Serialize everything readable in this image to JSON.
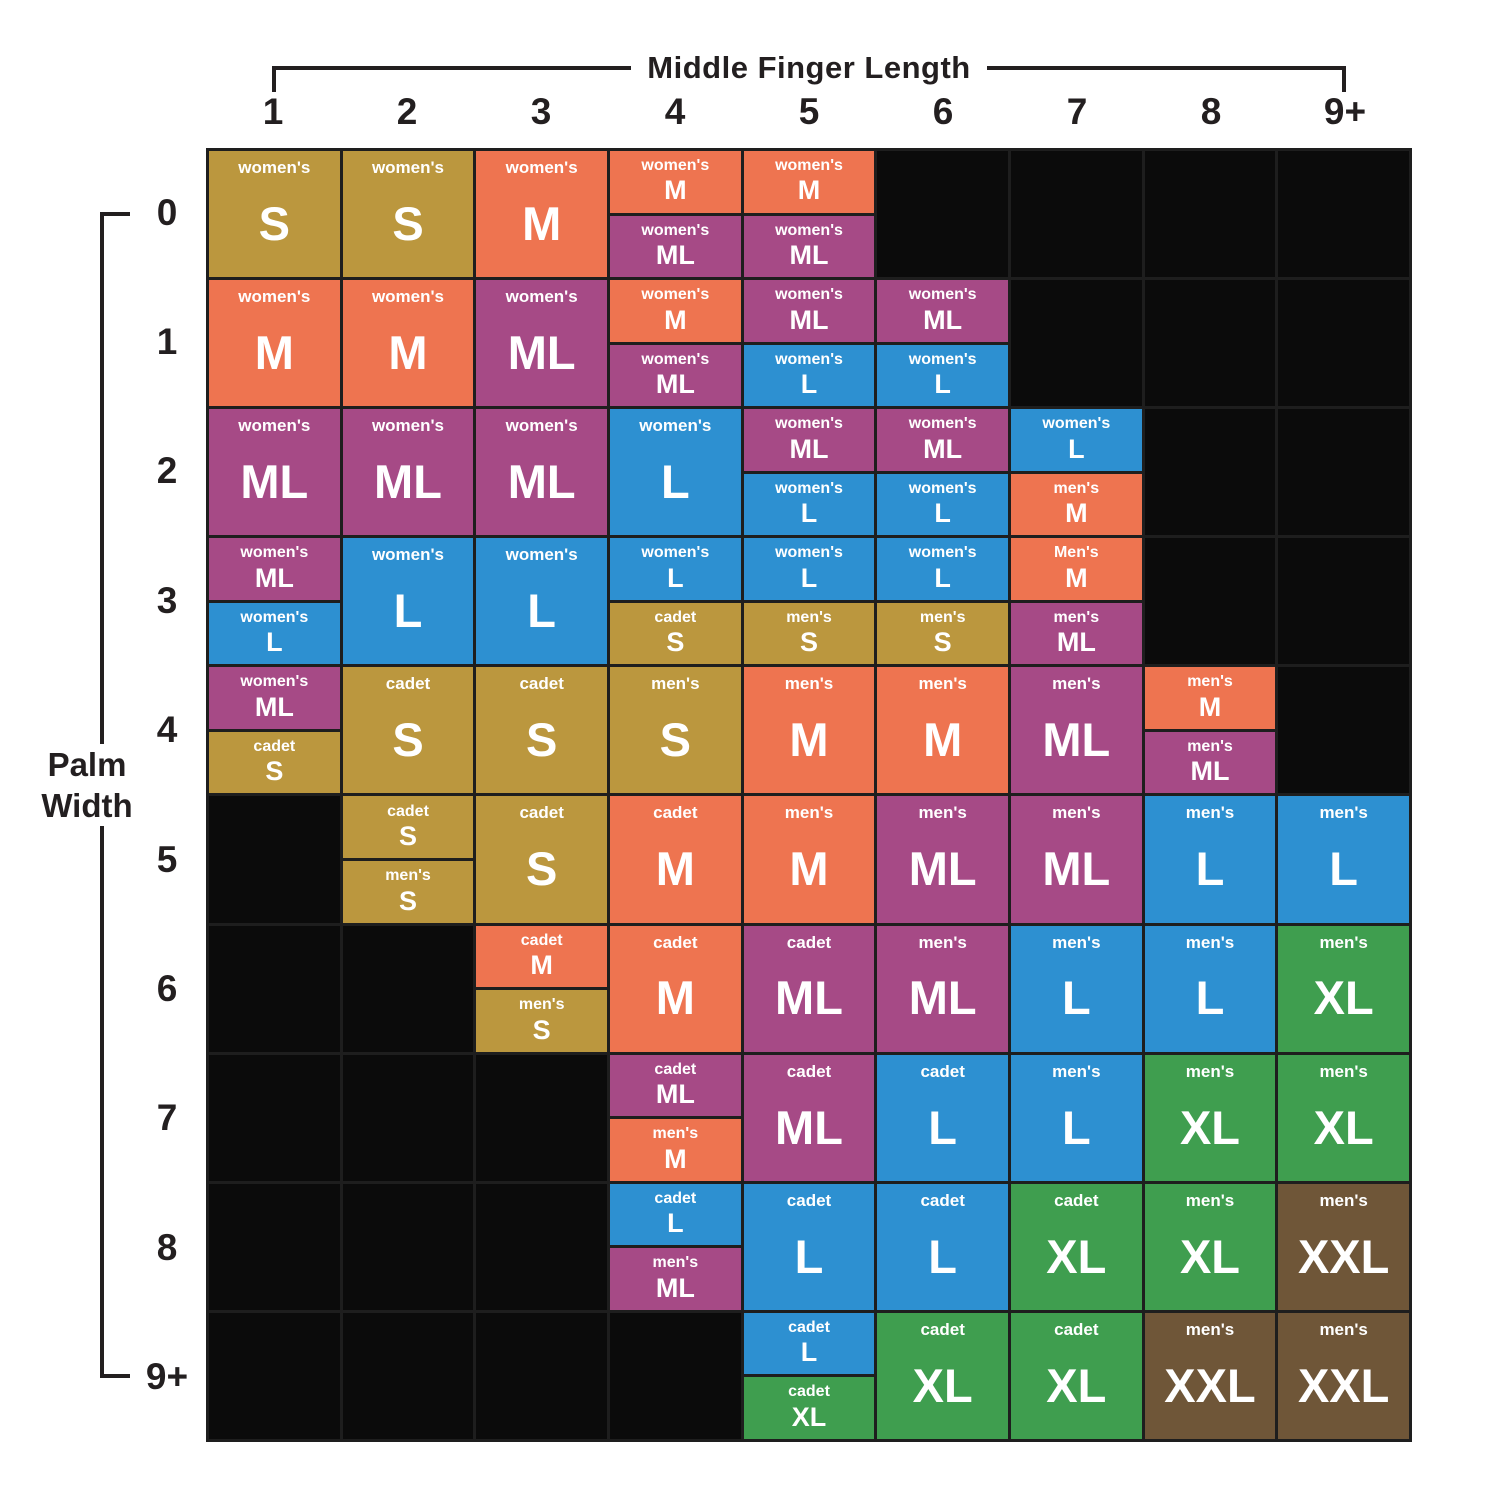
{
  "chart_data": {
    "type": "heatmap",
    "x_axis_title": "Middle Finger Length",
    "y_axis_title": "Palm Width",
    "y_axis_title_lines": [
      "Palm",
      "Width"
    ],
    "x_categories": [
      "1",
      "2",
      "3",
      "4",
      "5",
      "6",
      "7",
      "8",
      "9+"
    ],
    "y_categories": [
      "0",
      "1",
      "2",
      "3",
      "4",
      "5",
      "6",
      "7",
      "8",
      "9+"
    ],
    "legend_sizes": [
      "S",
      "M",
      "ML",
      "L",
      "XL",
      "XXL"
    ],
    "size_colors": {
      "S": "#bb973e",
      "M": "#ee7450",
      "ML": "#a64a86",
      "L": "#2d90d1",
      "XL": "#3f9e4f",
      "XXL": "#6f5638"
    },
    "empty_cell_color": "#0b0b0b",
    "grid_line_color": "#1e1e1e",
    "axis_color": "#231f20",
    "cells": [
      [
        [
          {
            "group": "women's",
            "size": "S"
          }
        ],
        [
          {
            "group": "women's",
            "size": "S"
          }
        ],
        [
          {
            "group": "women's",
            "size": "M"
          }
        ],
        [
          {
            "group": "women's",
            "size": "M"
          },
          {
            "group": "women's",
            "size": "ML"
          }
        ],
        [
          {
            "group": "women's",
            "size": "M"
          },
          {
            "group": "women's",
            "size": "ML"
          }
        ],
        null,
        null,
        null,
        null
      ],
      [
        [
          {
            "group": "women's",
            "size": "M"
          }
        ],
        [
          {
            "group": "women's",
            "size": "M"
          }
        ],
        [
          {
            "group": "women's",
            "size": "ML"
          }
        ],
        [
          {
            "group": "women's",
            "size": "M"
          },
          {
            "group": "women's",
            "size": "ML"
          }
        ],
        [
          {
            "group": "women's",
            "size": "ML"
          },
          {
            "group": "women's",
            "size": "L"
          }
        ],
        [
          {
            "group": "women's",
            "size": "ML"
          },
          {
            "group": "women's",
            "size": "L"
          }
        ],
        null,
        null,
        null
      ],
      [
        [
          {
            "group": "women's",
            "size": "ML"
          }
        ],
        [
          {
            "group": "women's",
            "size": "ML"
          }
        ],
        [
          {
            "group": "women's",
            "size": "ML"
          }
        ],
        [
          {
            "group": "women's",
            "size": "L"
          }
        ],
        [
          {
            "group": "women's",
            "size": "ML"
          },
          {
            "group": "women's",
            "size": "L"
          }
        ],
        [
          {
            "group": "women's",
            "size": "ML"
          },
          {
            "group": "women's",
            "size": "L"
          }
        ],
        [
          {
            "group": "women's",
            "size": "L"
          },
          {
            "group": "men's",
            "size": "M"
          }
        ],
        null,
        null
      ],
      [
        [
          {
            "group": "women's",
            "size": "ML"
          },
          {
            "group": "women's",
            "size": "L"
          }
        ],
        [
          {
            "group": "women's",
            "size": "L"
          }
        ],
        [
          {
            "group": "women's",
            "size": "L"
          }
        ],
        [
          {
            "group": "women's",
            "size": "L"
          },
          {
            "group": "cadet",
            "size": "S"
          }
        ],
        [
          {
            "group": "women's",
            "size": "L"
          },
          {
            "group": "men's",
            "size": "S"
          }
        ],
        [
          {
            "group": "women's",
            "size": "L"
          },
          {
            "group": "men's",
            "size": "S"
          }
        ],
        [
          {
            "group": "Men's",
            "size": "M"
          },
          {
            "group": "men's",
            "size": "ML"
          }
        ],
        null,
        null
      ],
      [
        [
          {
            "group": "women's",
            "size": "ML"
          },
          {
            "group": "cadet",
            "size": "S"
          }
        ],
        [
          {
            "group": "cadet",
            "size": "S"
          }
        ],
        [
          {
            "group": "cadet",
            "size": "S"
          }
        ],
        [
          {
            "group": "men's",
            "size": "S"
          }
        ],
        [
          {
            "group": "men's",
            "size": "M"
          }
        ],
        [
          {
            "group": "men's",
            "size": "M"
          }
        ],
        [
          {
            "group": "men's",
            "size": "ML"
          }
        ],
        [
          {
            "group": "men's",
            "size": "M"
          },
          {
            "group": "men's",
            "size": "ML"
          }
        ],
        null
      ],
      [
        null,
        [
          {
            "group": "cadet",
            "size": "S"
          },
          {
            "group": "men's",
            "size": "S"
          }
        ],
        [
          {
            "group": "cadet",
            "size": "S"
          }
        ],
        [
          {
            "group": "cadet",
            "size": "M"
          }
        ],
        [
          {
            "group": "men's",
            "size": "M"
          }
        ],
        [
          {
            "group": "men's",
            "size": "ML"
          }
        ],
        [
          {
            "group": "men's",
            "size": "ML"
          }
        ],
        [
          {
            "group": "men's",
            "size": "L"
          }
        ],
        [
          {
            "group": "men's",
            "size": "L"
          }
        ]
      ],
      [
        null,
        null,
        [
          {
            "group": "cadet",
            "size": "M"
          },
          {
            "group": "men's",
            "size": "S"
          }
        ],
        [
          {
            "group": "cadet",
            "size": "M"
          }
        ],
        [
          {
            "group": "cadet",
            "size": "ML"
          }
        ],
        [
          {
            "group": "men's",
            "size": "ML"
          }
        ],
        [
          {
            "group": "men's",
            "size": "L"
          }
        ],
        [
          {
            "group": "men's",
            "size": "L"
          }
        ],
        [
          {
            "group": "men's",
            "size": "XL"
          }
        ]
      ],
      [
        null,
        null,
        null,
        [
          {
            "group": "cadet",
            "size": "ML"
          },
          {
            "group": "men's",
            "size": "M"
          }
        ],
        [
          {
            "group": "cadet",
            "size": "ML"
          }
        ],
        [
          {
            "group": "cadet",
            "size": "L"
          }
        ],
        [
          {
            "group": "men's",
            "size": "L"
          }
        ],
        [
          {
            "group": "men's",
            "size": "XL"
          }
        ],
        [
          {
            "group": "men's",
            "size": "XL"
          }
        ]
      ],
      [
        null,
        null,
        null,
        [
          {
            "group": "cadet",
            "size": "L"
          },
          {
            "group": "men's",
            "size": "ML"
          }
        ],
        [
          {
            "group": "cadet",
            "size": "L"
          }
        ],
        [
          {
            "group": "cadet",
            "size": "L"
          }
        ],
        [
          {
            "group": "cadet",
            "size": "XL"
          }
        ],
        [
          {
            "group": "men's",
            "size": "XL"
          }
        ],
        [
          {
            "group": "men's",
            "size": "XXL"
          }
        ]
      ],
      [
        null,
        null,
        null,
        null,
        [
          {
            "group": "cadet",
            "size": "L"
          },
          {
            "group": "cadet",
            "size": "XL"
          }
        ],
        [
          {
            "group": "cadet",
            "size": "XL"
          }
        ],
        [
          {
            "group": "cadet",
            "size": "XL"
          }
        ],
        [
          {
            "group": "men's",
            "size": "XXL"
          }
        ],
        [
          {
            "group": "men's",
            "size": "XXL"
          }
        ]
      ]
    ]
  }
}
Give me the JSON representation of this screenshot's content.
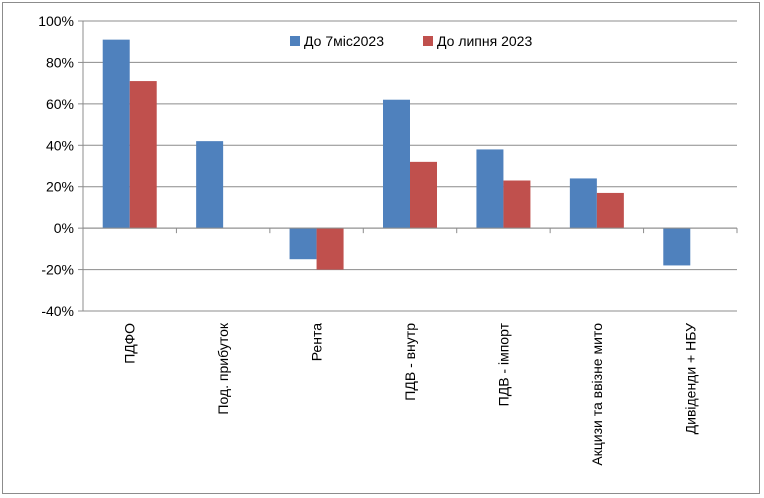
{
  "chart_data": {
    "type": "bar",
    "categories": [
      "ПДФО",
      "Под. прибуток",
      "Рента",
      "ПДВ - внутр",
      "ПДВ - імпорт",
      "Акцизи та ввізне мито",
      "Дивіденди + НБУ"
    ],
    "series": [
      {
        "name": "До 7міс2023",
        "color": "#4f81bd",
        "values": [
          91,
          42,
          -15,
          62,
          38,
          24,
          -18
        ]
      },
      {
        "name": "До липня 2023",
        "color": "#c0504d",
        "values": [
          71,
          null,
          -20,
          32,
          23,
          17,
          null
        ]
      }
    ],
    "yticks": [
      "100%",
      "80%",
      "60%",
      "40%",
      "20%",
      "0%",
      "-20%",
      "-40%"
    ],
    "ylim": [
      -40,
      100
    ],
    "grid": true,
    "legend_position": "top-right"
  }
}
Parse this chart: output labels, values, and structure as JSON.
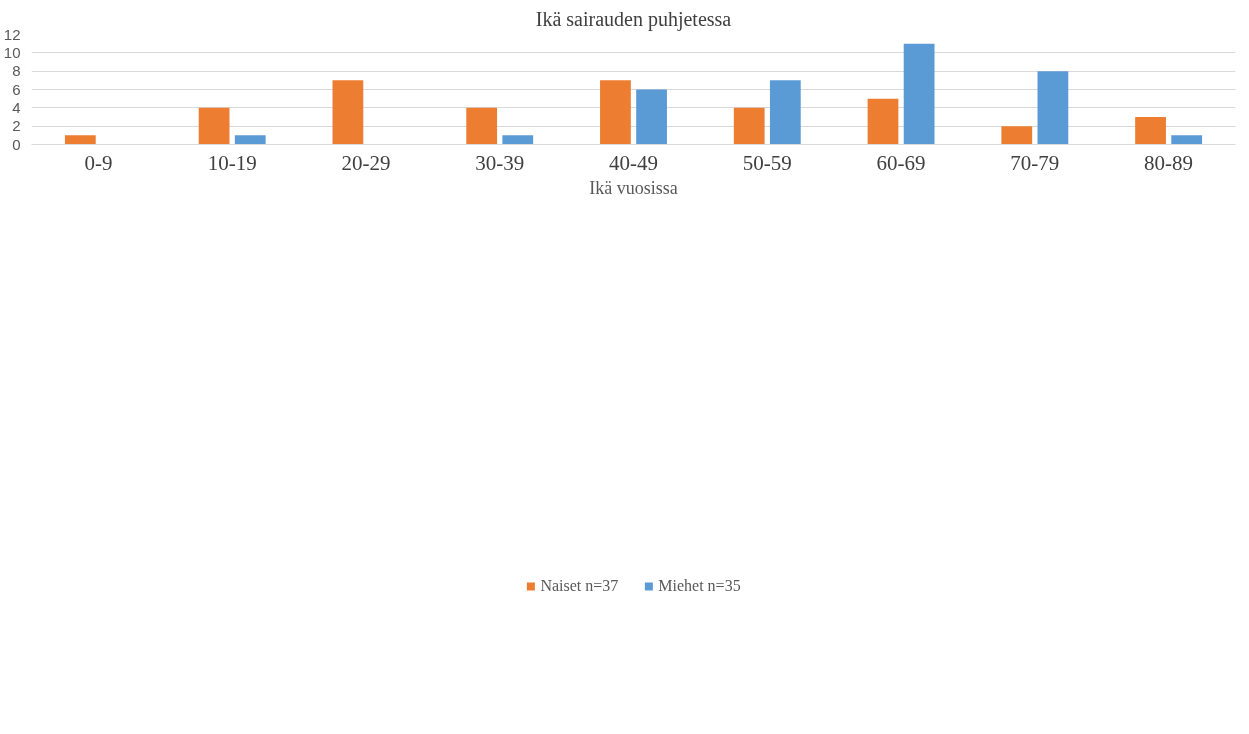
{
  "chart_data": {
    "type": "bar",
    "title": "Ikä sairauden puhjetessa",
    "xlabel": "Ikä vuosissa",
    "categories": [
      "0-9",
      "10-19",
      "20-29",
      "30-39",
      "40-49",
      "50-59",
      "60-69",
      "70-79",
      "80-89"
    ],
    "series": [
      {
        "name": "Naiset n=37",
        "color": "#ed7d31",
        "values": [
          1,
          4,
          7,
          4,
          7,
          4,
          5,
          2,
          3
        ]
      },
      {
        "name": "Miehet n=35",
        "color": "#5b9bd5",
        "values": [
          0,
          1,
          0,
          1,
          6,
          7,
          11,
          8,
          1
        ]
      }
    ],
    "ylim": [
      0,
      12
    ],
    "yticks": [
      0,
      2,
      4,
      6,
      8,
      10,
      12
    ],
    "grid": "y",
    "legend": "bottom"
  }
}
....
> _Exercise_
Determine how many lines of the data contain "this" and give nothing but that number.

> _Solution_
3